| Stored records |
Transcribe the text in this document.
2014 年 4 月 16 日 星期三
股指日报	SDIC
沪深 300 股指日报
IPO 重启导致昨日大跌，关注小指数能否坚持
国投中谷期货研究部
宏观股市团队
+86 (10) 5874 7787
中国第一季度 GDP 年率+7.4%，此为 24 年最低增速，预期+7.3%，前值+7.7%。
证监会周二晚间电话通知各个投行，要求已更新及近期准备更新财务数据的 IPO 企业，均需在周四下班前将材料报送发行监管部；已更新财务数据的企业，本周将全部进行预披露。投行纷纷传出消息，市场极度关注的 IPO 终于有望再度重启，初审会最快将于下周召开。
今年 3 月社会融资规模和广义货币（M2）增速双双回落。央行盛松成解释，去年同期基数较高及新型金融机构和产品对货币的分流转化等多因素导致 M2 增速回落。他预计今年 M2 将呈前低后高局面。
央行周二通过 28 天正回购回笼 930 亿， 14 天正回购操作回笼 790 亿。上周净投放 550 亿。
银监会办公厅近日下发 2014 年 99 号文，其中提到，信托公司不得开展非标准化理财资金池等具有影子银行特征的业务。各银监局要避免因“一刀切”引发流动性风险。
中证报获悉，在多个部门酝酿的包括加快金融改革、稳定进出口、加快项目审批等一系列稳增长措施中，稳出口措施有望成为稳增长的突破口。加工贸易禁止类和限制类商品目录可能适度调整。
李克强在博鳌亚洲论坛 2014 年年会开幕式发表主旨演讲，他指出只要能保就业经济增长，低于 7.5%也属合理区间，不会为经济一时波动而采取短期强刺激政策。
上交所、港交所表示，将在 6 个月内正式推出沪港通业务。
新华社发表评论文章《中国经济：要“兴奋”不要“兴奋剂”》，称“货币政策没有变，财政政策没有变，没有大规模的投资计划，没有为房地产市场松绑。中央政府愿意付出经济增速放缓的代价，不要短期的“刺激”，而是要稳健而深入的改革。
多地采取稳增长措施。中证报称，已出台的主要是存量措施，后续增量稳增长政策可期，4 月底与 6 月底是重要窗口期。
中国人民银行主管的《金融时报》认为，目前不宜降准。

| STATED EXERCISE |
Extract each line of the material exactly as it stands.

| PROBLEM SOLUTION |
Transcribe the text in this document.
2014 年 4 月 16 日 星期三
股指日报	SDIC
沪深 300 股指日报
IPO 重启导致昨日大跌，关注小指数能否坚持
国投中谷期货研究部
宏观股市团队
+86 (10) 5874 7787
中国第一季度 GDP 年率+7.4%，此为 24 年最低增速，预期+7.3%，前值+7.7%。
证监会周二晚间电话通知各个投行，要求已更新及近期准备更新财务数据的 IPO 企业，均需在周四下班前将材料报送发行监管部；已更新财务数据的企业，本周将全部进行预披露。投行纷纷传出消息，市场极度关注的 IPO 终于有望再度重启，初审会最快将于下周召开。
今年 3 月社会融资规模和广义货币（M2）增速双双回落。央行盛松成解释，去年同期基数较高及新型金融机构和产品对货币的分流转化等多因素导致 M2 增速回落。他预计今年 M2 将呈前低后高局面。
央行周二通过 28 天正回购回笼 930 亿， 14 天正回购操作回笼 790 亿。上周净投放 550 亿。
银监会办公厅近日下发 2014 年 99 号文，其中提到，信托公司不得开展非标准化理财资金池等具有影子银行特征的业务。各银监局要避免因“一刀切”引发流动性风险。
中证报获悉，在多个部门酝酿的包括加快金融改革、稳定进出口、加快项目审批等一系列稳增长措施中，稳出口措施有望成为稳增长的突破口。加工贸易禁止类和限制类商品目录可能适度调整。
李克强在博鳌亚洲论坛 2014 年年会开幕式发表主旨演讲，他指出只要能保就业经济增长，低于 7.5%也属合理区间，不会为经济一时波动而采取短期强刺激政策。
上交所、港交所表示，将在 6 个月内正式推出沪港通业务。
新华社发表评论文章《中国经济：要“兴奋”不要“兴奋剂”》，称“货币政策没有变，财政政策没有变，没有大规模的投资计划，没有为房地产市场松绑。中央政府愿意付出经济增速放缓的代价，不要短期的“刺激”，而是要稳健而深入的改革。
多地采取稳增长措施。中证报称，已出台的主要是存量措施，后续增量稳增长政策可期，4 月底与 6 月底是重要窗口期。
中国人民银行主管的《金融时报》认为，目前不宜降准。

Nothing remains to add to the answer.